> [Your instructions]
Exact reproduction is required for all entries.

☆ ☆ ☆ ☆ ☆

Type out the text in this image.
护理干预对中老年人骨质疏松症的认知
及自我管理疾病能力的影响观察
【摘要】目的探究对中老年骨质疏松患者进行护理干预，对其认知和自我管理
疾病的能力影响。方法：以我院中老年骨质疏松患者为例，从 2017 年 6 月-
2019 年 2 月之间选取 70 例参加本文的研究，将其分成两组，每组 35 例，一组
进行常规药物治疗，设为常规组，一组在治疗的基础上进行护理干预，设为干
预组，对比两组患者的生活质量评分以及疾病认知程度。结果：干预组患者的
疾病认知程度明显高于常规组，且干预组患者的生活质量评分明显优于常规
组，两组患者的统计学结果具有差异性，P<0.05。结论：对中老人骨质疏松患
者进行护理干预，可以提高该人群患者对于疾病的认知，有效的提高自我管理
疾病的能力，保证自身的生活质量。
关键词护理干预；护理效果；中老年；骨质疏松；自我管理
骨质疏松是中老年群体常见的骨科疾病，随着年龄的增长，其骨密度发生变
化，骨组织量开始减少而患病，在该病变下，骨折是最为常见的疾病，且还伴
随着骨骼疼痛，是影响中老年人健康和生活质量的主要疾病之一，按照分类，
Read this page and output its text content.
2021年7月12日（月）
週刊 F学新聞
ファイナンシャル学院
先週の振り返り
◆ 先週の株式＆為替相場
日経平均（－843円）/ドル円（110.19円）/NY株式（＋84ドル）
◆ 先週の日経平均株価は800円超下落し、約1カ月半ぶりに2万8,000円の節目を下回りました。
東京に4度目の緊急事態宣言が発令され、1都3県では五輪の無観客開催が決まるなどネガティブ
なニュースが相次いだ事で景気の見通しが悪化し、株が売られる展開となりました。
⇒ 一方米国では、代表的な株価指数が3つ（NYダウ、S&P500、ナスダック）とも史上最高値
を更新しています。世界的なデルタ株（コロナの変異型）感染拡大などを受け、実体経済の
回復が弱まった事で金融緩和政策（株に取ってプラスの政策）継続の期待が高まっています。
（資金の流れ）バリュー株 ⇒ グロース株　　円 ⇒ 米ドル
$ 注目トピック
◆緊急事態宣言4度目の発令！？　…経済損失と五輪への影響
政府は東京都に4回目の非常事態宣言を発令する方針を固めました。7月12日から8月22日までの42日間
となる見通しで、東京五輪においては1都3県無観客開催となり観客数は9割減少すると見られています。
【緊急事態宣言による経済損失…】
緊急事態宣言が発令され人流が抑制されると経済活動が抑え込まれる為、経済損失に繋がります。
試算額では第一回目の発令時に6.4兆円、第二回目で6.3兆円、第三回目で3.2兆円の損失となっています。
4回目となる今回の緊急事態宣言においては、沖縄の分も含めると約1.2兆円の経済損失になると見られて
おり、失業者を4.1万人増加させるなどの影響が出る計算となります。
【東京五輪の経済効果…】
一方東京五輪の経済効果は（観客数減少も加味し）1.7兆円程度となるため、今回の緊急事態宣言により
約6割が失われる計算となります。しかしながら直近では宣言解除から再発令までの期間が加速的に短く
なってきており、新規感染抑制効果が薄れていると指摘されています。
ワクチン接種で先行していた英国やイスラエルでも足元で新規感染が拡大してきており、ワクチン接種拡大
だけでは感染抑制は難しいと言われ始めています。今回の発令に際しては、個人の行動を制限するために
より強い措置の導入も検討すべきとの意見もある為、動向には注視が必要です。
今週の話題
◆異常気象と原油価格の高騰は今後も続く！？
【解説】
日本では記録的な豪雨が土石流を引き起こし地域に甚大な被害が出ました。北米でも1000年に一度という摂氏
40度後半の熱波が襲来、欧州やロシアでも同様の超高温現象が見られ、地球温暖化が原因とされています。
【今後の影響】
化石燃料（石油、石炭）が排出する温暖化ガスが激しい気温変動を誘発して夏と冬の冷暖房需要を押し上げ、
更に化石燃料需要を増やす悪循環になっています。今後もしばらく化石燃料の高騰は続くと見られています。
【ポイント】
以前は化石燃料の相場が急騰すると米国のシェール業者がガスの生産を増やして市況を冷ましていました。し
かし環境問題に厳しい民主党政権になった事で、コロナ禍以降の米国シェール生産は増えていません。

☆ ☆ ☆ ☆ ☆

> [Response to the task]
Type out the text in this image.
护理干预对中老年人骨质疏松症的认知
及自我管理疾病能力的影响观察
【摘要】目的探究对中老年骨质疏松患者进行护理干预，对其认知和自我管理
疾病的能力影响。方法：以我院中老年骨质疏松患者为例，从 2017 年 6 月-
2019 年 2 月之间选取 70 例参加本文的研究，将其分成两组，每组 35 例，一组
进行常规药物治疗，设为常规组，一组在治疗的基础上进行护理干预，设为干
预组，对比两组患者的生活质量评分以及疾病认知程度。结果：干预组患者的
疾病认知程度明显高于常规组，且干预组患者的生活质量评分明显优于常规
组，两组患者的统计学结果具有差异性，P<0.05。结论：对中老人骨质疏松患
者进行护理干预，可以提高该人群患者对于疾病的认知，有效的提高自我管理
疾病的能力，保证自身的生活质量。
关键词护理干预；护理效果；中老年；骨质疏松；自我管理
骨质疏松是中老年群体常见的骨科疾病，随着年龄的增长，其骨密度发生变
化，骨组织量开始减少而患病，在该病变下，骨折是最为常见的疾病，且还伴
随着骨骼疼痛，是影响中老年人健康和生活质量的主要疾病之一，按照分类，
Read this page and output its text content.
2021年7月12日（月）
週刊 F学新聞
ファイナンシャル学院
先週の振り返り
◆ 先週の株式＆為替相場
日経平均（－843円）/ドル円（110.19円）/NY株式（＋84ドル）
◆ 先週の日経平均株価は800円超下落し、約1カ月半ぶりに2万8,000円の節目を下回りました。
東京に4度目の緊急事態宣言が発令され、1都3県では五輪の無観客開催が決まるなどネガティブ
なニュースが相次いだ事で景気の見通しが悪化し、株が売られる展開となりました。
⇒ 一方米国では、代表的な株価指数が3つ（NYダウ、S&P500、ナスダック）とも史上最高値
を更新しています。世界的なデルタ株（コロナの変異型）感染拡大などを受け、実体経済の
回復が弱まった事で金融緩和政策（株に取ってプラスの政策）継続の期待が高まっています。
（資金の流れ）バリュー株 ⇒ グロース株　　円 ⇒ 米ドル
$ 注目トピック
◆緊急事態宣言4度目の発令！？　…経済損失と五輪への影響
政府は東京都に4回目の非常事態宣言を発令する方針を固めました。7月12日から8月22日までの42日間
となる見通しで、東京五輪においては1都3県無観客開催となり観客数は9割減少すると見られています。
【緊急事態宣言による経済損失…】
緊急事態宣言が発令され人流が抑制されると経済活動が抑え込まれる為、経済損失に繋がります。
試算額では第一回目の発令時に6.4兆円、第二回目で6.3兆円、第三回目で3.2兆円の損失となっています。
4回目となる今回の緊急事態宣言においては、沖縄の分も含めると約1.2兆円の経済損失になると見られて
おり、失業者を4.1万人増加させるなどの影響が出る計算となります。
【東京五輪の経済効果…】
一方東京五輪の経済効果は（観客数減少も加味し）1.7兆円程度となるため、今回の緊急事態宣言により
約6割が失われる計算となります。しかしながら直近では宣言解除から再発令までの期間が加速的に短く
なってきており、新規感染抑制効果が薄れていると指摘されています。
ワクチン接種で先行していた英国やイスラエルでも足元で新規感染が拡大してきており、ワクチン接種拡大
だけでは感染抑制は難しいと言われ始めています。今回の発令に際しては、個人の行動を制限するために
より強い措置の導入も検討すべきとの意見もある為、動向には注視が必要です。
今週の話題
◆異常気象と原油価格の高騰は今後も続く！？
【解説】
日本では記録的な豪雨が土石流を引き起こし地域に甚大な被害が出ました。北米でも1000年に一度という摂氏
40度後半の熱波が襲来、欧州やロシアでも同様の超高温現象が見られ、地球温暖化が原因とされています。
【今後の影響】
化石燃料（石油、石炭）が排出する温暖化ガスが激しい気温変動を誘発して夏と冬の冷暖房需要を押し上げ、
更に化石燃料需要を増やす悪循環になっています。今後もしばらく化石燃料の高騰は続くと見られています。
【ポイント】
以前は化石燃料の相場が急騰すると米国のシェール業者がガスの生産を増やして市況を冷ましていました。し
かし環境問題に厳しい民主党政権になった事で、コロナ禍以降の米国シェール生産は増えていません。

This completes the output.